**Set task**
From the entries below, copy every line holding the word "metinlerin".

[Saved entries]
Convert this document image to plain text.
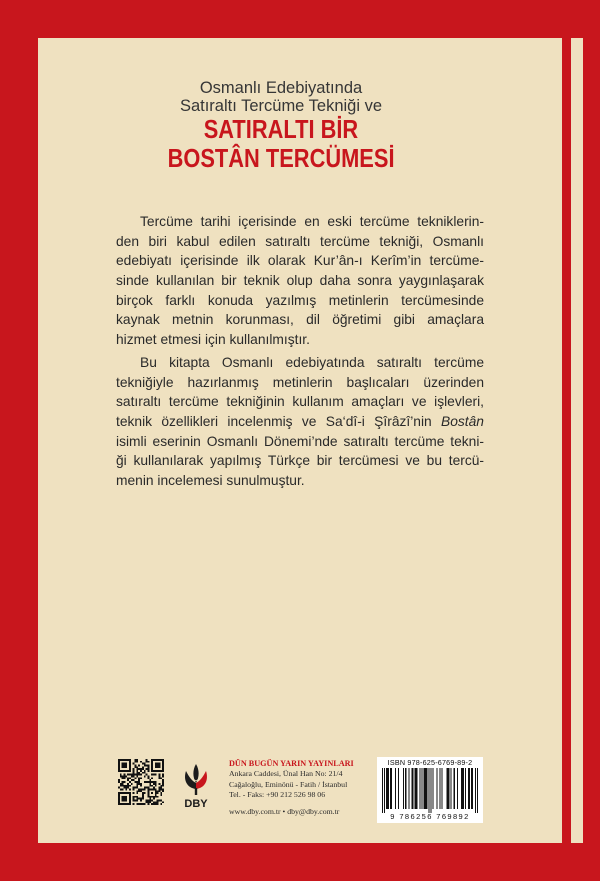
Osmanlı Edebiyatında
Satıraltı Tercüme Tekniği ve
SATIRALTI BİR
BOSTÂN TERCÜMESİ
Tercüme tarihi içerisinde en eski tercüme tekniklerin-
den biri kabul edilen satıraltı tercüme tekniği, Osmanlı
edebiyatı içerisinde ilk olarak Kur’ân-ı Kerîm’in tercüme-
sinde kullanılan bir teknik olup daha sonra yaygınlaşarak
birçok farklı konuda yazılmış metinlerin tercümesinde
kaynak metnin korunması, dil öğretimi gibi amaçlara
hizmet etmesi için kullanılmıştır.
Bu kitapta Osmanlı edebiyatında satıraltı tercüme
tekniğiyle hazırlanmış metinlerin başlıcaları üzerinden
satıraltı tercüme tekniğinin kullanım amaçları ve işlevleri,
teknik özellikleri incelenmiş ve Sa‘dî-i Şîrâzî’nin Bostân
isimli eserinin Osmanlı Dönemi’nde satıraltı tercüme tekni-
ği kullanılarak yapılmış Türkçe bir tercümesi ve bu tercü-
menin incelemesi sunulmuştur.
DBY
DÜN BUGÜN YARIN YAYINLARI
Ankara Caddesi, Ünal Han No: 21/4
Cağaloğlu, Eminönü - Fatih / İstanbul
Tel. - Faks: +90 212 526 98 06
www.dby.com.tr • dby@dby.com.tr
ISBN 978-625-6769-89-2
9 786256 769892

**Answer to this problem**
birçok farklı konuda yazılmış metinlerin tercümesinde
tekniğiyle hazırlanmış metinlerin başlıcaları üzerinden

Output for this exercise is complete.